# Start of Listed records
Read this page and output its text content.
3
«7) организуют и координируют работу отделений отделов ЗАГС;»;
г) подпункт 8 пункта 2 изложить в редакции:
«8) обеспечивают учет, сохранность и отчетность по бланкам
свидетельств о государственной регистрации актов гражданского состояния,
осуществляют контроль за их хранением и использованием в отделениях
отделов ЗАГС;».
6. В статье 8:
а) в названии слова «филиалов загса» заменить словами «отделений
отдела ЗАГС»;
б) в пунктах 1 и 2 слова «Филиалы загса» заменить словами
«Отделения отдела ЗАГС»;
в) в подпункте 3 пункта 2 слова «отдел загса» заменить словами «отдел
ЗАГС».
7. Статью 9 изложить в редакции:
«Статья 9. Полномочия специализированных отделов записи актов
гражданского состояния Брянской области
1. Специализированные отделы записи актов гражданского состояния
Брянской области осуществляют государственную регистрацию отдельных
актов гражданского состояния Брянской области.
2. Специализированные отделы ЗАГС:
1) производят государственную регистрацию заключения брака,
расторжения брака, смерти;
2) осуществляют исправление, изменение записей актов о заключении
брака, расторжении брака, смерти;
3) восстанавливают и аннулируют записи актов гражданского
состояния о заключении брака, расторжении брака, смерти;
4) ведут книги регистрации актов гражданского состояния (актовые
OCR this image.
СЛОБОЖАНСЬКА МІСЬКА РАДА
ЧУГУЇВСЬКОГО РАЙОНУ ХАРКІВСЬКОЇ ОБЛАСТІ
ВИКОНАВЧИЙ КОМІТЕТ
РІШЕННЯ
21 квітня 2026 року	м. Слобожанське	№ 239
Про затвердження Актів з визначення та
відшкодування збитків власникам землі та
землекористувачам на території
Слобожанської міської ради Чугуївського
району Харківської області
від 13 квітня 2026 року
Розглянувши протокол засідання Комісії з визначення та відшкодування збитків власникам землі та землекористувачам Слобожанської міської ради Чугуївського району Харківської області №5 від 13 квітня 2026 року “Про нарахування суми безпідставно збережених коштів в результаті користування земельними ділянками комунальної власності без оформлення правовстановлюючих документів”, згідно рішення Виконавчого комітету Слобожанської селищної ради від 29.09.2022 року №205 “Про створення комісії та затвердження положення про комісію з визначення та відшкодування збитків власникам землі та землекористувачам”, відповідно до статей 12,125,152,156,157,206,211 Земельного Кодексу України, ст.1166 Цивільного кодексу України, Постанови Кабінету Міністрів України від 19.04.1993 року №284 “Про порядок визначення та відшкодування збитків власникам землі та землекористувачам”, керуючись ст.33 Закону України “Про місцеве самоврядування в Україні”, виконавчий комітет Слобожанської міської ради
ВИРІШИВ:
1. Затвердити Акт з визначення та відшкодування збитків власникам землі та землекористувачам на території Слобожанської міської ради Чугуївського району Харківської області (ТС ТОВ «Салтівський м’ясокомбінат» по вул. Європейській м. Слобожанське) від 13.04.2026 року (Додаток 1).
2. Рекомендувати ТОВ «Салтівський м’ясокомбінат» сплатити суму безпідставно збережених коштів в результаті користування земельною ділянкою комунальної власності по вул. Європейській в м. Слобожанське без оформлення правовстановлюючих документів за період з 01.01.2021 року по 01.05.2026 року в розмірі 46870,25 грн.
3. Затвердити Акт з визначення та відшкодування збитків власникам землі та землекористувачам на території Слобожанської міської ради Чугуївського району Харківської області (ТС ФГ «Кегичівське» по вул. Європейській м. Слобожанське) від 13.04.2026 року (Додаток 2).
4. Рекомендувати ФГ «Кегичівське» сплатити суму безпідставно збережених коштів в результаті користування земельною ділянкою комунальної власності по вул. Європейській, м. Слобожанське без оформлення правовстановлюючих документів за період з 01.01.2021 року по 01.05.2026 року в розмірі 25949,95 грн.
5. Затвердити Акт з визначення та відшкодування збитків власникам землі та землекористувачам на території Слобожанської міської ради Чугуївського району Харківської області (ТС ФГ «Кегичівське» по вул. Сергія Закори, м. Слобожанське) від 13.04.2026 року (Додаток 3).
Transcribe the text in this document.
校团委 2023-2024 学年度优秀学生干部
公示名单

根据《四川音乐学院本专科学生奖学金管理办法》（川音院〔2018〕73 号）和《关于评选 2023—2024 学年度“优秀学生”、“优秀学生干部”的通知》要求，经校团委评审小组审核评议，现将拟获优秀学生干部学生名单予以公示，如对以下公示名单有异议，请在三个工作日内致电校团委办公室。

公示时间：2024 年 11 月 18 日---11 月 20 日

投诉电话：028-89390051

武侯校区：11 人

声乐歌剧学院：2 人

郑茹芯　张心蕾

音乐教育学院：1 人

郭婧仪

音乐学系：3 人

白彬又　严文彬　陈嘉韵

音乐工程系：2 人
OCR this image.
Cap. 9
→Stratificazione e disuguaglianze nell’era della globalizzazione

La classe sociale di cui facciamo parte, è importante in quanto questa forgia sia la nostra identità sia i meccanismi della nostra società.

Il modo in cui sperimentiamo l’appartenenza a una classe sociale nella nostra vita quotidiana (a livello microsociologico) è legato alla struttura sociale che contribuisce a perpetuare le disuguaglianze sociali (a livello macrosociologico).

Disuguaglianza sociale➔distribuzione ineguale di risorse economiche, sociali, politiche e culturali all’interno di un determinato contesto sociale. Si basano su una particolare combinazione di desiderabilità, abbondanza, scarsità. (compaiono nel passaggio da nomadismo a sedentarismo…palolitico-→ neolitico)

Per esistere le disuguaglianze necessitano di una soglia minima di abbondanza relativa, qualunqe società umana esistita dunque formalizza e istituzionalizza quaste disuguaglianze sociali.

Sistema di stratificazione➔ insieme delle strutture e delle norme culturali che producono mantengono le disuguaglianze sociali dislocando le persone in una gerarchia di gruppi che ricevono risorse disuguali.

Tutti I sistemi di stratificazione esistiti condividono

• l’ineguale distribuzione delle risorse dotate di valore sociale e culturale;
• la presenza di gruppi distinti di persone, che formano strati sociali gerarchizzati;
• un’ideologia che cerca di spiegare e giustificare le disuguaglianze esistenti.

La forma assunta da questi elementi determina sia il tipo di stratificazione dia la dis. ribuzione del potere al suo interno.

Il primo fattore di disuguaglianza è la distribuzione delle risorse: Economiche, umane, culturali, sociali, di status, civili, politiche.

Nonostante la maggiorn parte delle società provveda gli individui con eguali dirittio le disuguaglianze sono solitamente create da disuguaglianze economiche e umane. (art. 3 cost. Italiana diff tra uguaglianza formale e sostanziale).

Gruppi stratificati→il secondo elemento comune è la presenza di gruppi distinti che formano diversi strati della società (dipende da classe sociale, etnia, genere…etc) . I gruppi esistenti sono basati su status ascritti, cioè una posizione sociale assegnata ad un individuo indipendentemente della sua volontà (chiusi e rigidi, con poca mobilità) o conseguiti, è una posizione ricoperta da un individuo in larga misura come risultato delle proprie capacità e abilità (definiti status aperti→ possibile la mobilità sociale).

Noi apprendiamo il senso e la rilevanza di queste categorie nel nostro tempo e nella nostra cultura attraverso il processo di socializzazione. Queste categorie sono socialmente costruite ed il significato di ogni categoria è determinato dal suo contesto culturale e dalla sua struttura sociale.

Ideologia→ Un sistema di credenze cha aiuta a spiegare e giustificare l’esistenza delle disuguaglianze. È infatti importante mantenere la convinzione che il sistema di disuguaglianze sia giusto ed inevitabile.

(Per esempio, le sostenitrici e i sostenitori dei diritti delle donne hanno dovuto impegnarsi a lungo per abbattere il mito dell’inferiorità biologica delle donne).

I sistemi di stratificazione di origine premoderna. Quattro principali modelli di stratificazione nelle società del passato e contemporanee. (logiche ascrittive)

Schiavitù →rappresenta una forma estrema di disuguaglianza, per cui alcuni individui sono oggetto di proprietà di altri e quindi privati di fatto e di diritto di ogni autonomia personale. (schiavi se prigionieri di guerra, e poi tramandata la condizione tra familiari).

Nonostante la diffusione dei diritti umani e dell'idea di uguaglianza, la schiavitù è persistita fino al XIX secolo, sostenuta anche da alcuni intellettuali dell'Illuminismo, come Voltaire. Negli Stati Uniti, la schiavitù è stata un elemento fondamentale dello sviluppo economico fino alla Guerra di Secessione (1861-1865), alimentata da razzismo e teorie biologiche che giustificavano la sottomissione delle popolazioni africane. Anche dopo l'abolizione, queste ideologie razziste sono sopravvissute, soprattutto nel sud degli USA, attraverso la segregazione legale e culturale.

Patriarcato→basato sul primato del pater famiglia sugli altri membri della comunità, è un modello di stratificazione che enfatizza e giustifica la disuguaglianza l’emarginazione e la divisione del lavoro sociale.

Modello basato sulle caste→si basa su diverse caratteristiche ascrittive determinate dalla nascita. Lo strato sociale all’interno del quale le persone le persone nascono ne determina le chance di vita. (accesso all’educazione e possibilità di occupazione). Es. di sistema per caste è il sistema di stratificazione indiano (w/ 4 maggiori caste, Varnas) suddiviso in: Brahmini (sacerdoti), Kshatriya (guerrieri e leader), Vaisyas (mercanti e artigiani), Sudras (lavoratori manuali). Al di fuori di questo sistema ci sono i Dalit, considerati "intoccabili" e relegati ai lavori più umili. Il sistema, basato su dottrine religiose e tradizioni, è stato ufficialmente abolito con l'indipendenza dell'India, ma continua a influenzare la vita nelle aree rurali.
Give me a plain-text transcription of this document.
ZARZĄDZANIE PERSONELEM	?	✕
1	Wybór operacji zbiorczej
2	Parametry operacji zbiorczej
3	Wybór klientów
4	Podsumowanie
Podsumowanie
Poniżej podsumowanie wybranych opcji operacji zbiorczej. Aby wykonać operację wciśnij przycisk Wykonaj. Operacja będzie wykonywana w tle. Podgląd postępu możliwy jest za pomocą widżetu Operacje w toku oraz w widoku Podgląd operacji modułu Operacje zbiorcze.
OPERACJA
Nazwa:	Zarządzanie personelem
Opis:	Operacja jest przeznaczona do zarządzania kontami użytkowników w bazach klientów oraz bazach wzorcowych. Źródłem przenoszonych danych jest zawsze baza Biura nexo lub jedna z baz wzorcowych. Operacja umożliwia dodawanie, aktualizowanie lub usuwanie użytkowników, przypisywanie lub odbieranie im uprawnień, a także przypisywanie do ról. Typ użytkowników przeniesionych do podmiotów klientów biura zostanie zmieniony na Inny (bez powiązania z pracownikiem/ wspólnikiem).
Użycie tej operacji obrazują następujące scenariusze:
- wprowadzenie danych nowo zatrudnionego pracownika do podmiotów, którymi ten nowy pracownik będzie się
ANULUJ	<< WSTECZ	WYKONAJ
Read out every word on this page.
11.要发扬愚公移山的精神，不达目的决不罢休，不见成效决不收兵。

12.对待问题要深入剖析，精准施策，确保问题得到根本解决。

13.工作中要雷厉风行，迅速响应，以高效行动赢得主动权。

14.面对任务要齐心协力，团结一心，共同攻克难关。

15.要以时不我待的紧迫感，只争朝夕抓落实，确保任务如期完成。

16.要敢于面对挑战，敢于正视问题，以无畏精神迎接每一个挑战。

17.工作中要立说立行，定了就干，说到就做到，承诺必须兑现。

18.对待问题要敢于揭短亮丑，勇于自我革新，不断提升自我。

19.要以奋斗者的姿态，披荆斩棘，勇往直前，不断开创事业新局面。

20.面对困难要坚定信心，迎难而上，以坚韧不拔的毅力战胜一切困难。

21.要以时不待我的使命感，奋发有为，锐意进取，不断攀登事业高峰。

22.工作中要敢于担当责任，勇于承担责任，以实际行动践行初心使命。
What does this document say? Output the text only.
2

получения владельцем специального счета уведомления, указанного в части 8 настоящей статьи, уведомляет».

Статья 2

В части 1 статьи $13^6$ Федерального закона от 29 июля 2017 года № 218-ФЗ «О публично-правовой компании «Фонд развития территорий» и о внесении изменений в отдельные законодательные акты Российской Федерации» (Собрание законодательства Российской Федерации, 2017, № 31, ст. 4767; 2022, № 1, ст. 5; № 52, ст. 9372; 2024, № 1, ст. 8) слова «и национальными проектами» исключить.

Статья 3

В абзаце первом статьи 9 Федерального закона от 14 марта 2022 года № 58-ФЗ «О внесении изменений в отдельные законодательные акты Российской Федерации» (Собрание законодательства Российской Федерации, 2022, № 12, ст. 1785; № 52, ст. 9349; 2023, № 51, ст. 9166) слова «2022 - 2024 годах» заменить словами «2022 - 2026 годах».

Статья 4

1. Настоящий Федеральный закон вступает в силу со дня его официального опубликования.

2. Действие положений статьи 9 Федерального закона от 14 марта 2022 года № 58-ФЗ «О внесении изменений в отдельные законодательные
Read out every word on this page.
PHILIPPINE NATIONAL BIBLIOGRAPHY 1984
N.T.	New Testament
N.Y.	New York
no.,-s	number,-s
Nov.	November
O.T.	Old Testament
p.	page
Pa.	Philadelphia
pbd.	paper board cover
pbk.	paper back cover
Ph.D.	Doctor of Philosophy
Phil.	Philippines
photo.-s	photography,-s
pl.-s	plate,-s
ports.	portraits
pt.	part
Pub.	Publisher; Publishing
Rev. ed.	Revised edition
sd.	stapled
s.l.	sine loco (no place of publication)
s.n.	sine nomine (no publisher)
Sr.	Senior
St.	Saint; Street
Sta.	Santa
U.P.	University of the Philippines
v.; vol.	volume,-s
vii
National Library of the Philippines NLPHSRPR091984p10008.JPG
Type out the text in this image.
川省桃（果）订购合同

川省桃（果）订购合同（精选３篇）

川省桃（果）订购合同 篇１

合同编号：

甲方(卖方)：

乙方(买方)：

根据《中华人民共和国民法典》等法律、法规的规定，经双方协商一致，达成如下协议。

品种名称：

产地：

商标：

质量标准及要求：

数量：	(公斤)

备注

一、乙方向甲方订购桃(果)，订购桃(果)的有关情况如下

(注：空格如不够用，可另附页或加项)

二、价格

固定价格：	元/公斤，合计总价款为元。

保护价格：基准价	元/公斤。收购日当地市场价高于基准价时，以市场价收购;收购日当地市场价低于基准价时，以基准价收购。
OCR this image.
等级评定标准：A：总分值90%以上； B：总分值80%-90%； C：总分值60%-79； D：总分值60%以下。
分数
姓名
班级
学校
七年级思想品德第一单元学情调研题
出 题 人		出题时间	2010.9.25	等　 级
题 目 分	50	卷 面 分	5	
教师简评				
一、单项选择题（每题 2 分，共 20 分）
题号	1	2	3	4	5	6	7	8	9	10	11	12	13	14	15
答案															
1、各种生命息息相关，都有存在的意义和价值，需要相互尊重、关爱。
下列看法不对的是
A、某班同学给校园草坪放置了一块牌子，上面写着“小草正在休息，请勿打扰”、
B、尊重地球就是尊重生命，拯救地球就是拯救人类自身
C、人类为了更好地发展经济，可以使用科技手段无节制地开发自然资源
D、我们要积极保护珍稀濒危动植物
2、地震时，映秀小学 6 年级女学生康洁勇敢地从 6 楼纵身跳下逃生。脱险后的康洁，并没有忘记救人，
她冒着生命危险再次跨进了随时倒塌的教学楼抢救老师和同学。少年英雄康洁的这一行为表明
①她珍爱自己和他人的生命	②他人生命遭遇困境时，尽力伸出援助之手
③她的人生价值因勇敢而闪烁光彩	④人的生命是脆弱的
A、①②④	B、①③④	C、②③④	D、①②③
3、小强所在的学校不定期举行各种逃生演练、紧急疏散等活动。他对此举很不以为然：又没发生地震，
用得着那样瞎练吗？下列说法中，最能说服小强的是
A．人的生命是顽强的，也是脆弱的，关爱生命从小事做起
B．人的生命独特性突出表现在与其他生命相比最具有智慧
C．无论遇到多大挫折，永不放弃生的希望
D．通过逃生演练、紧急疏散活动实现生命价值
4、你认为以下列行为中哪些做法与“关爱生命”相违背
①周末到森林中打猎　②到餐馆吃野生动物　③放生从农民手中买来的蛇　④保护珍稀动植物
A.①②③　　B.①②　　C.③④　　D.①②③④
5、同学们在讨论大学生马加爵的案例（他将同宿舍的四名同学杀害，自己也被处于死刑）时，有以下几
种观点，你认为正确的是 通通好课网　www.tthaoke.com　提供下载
# End of Listed records
• _Required task_
Search the entries for the word "Салтівський", then list each line that holds it.

• _Reply to the exercise_
1. Затвердити Акт з визначення та відшкодування збитків власникам землі та землекористувачам на території Слобожанської міської ради Чугуївського району Харківської області (ТС ТОВ «Салтівський м’ясокомбінат» по вул. Європейській м. Слобожанське) від 13.04.2026 року (Додаток 1).
2. Рекомендувати ТОВ «Салтівський м’ясокомбінат» сплатити суму безпідставно збережених коштів в результаті користування земельною ділянкою комунальної власності по вул. Європейській в м. Слобожанське без оформлення правовстановлюючих документів за період з 01.01.2021 року по 01.05.2026 року в розмірі 46870,25 грн.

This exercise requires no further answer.